··· Information given

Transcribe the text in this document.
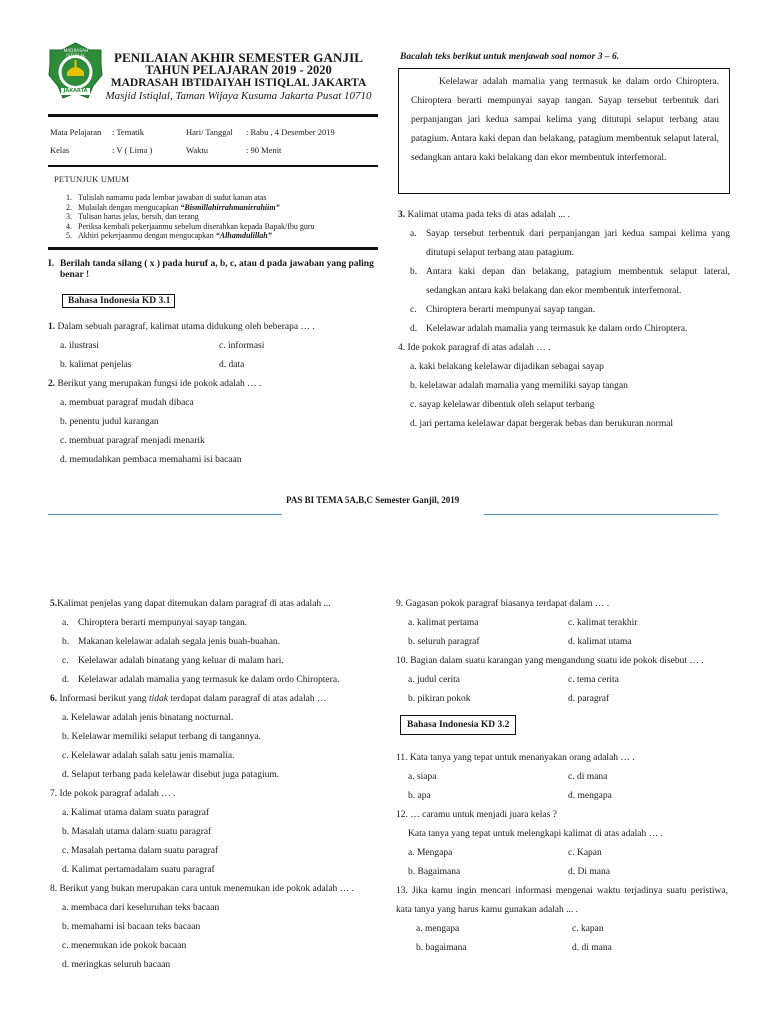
MADRASAH ISTIQLAL
JAKARTA
PENILAIAN AKHIR SEMESTER GANJIL
TAHUN PELAJARAN 2019 - 2020
MADRASAH IBTIDAIYAH ISTIQLAL JAKARTA
Masjid Istiqlal, Taman Wijaya Kusuma Jakarta Pusat 10710
Mata Pelajaran	: Tematik	Hari/ Tanggal	: Rabu , 4 Desember 2019
Kelas	: V ( Lima )	Waktu	: 90 Menit
PETUNJUK UMUM
1. Tulislah namamu pada lembar jawaban di sudut kanan atas
2. Mulailah dengan mengucapkan “Bismillahirrahmanirrahiim”
3. Tulisan harus jelas, bersih, dan terang
4. Periksa kembali pekerjaanmu sebelum diserahkan kepada Bapak/Ibu guru
5. Akhiri pekerjaanmu dengan mengucapkan “Alhamdulillah”
I. Berilah tanda silang ( x ) pada huruf a, b, c, atau d pada jawaban yang paling benar !
Bahasa Indonesia KD 3.1
1. Dalam sebuah paragraf, kalimat utama didukung oleh beberapa … .
a. ilustrasi	c. informasi
b. kalimat penjelas	d. data
2. Berikut yang merupakan fungsi ide pokok adalah … .
a. membuat paragraf mudah dibaca
b. penentu judul karangan
c. membuat paragraf menjadi menarik
d. memudahkan pembaca memahami isi bacaan
Bacalah teks berikut untuk menjawab soal nomor 3 – 6.

Kelelawar adalah mamalia yang termasuk ke dalam ordo Chiroptera. Chiroptera berarti mempunyai sayap tangan. Sayap tersebut terbentuk dari perpanjangan jari kedua sampai kelima yang ditutupi selaput terbang atau patagium. Antara kaki depan dan belakang, patagium membentuk selaput lateral, sedangkan antara kaki belakang dan ekor membentuk interfemoral.

3. Kalimat utama pada teks di atas adalah ... .
a. Sayap tersebut terbentuk dari perpanjangan jari kedua sampai kelima yang ditutupi selaput terbang atau patagium.
b. Antara kaki depan dan belakang, patagium membentuk selaput lateral, sedangkan antara kaki belakang dan ekor membentuk interfemoral.
c. Chiroptera berarti mempunyai sayap tangan.
d. Kelelawar adalah mamalia yang termasuk ke dalam ordo Chiroptera.
4. Ide pokok paragraf di atas adalah … .
a. kaki belakang kelelawar dijadikan sebagai sayap
b. kelelawar adalah mamalia yang memiliki sayap tangan
c. sayap kelelawar dibentuk oleh selaput terbang
d. jari pertama kelelawar dapat bergerak bebas dan berukuran normal
PAS BI TEMA 5A,B,C Semester Ganjil, 2019
5. Kalimat penjelas yang dapat ditemukan dalam paragraf di atas adalah ...
a. Chiroptera berarti mempunyai sayap tangan.
b. Makanan kelelawar adalah segala jenis buah-buahan.
c. Kelelawar adalah binatang yang keluar di malam hari.
d. Kelelawar adalah mamalia yang termasuk ke dalam ordo Chiroptera.
6. Informasi berikut yang tidak terdapat dalam paragraf di atas adalah …
a. Kelelawar adalah jenis binatang nocturnal.
b. Kelelawar memiliki selaput terbang di tangannya.
c. Kelelawar adalah salah satu jenis mamalia.
d. Selaput terbang pada kelelawar disebut juga patagium.
7. Ide pokok paragraf adalah … .
a. Kalimat utama dalam suatu paragraf
b. Masalah utama dalam suatu paragraf
c. Masalah pertama dalam suatu paragraf
d. Kalimat pertamadalam suatu paragraf
8. Berikut yang bukan merupakan cara untuk menemukan ide pokok adalah … .
a. membaca dari keseluruhan teks bacaan
b. memahami isi bacaan teks bacaan
c. menemukan ide pokok bacaan
d. meringkas seluruh bacaan
9. Gagasan pokok paragraf biasanya terdapat dalam … .
a. kalimat pertama	c. kalimat terakhir
b. seluruh paragraf	d. kalimat utama
10. Bagian dalam suatu karangan yang mengandung suatu ide pokok disebut … .
a. judul cerita	c. tema cerita
b. pikiran pokok	d. paragraf
Bahasa Indonesia KD 3.2
11. Kata tanya yang tepat untuk menanyakan orang adalah … .
a. siapa	c. di mana
b. apa	d. mengapa
12. … caramu untuk menjadi juara kelas ?
Kata tanya yang tepat untuk melengkapi kalimat di atas adalah … .
a. Mengapa	c. Kapan
b. Bagaimana	d. Di mana
13. Jika kamu ingin mencari informasi mengenai waktu terjadinya suatu peristiwa, kata tanya yang harus kamu gunakan adalah ... .
a. mengapa	c. kapan
b. bagaimana	d. di mana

······

Do this:
Copy every line of the listing that includes the string "menemukan".

Result:
8. Berikut yang bukan merupakan cara untuk menemukan ide pokok adalah … .
c. menemukan ide pokok bacaan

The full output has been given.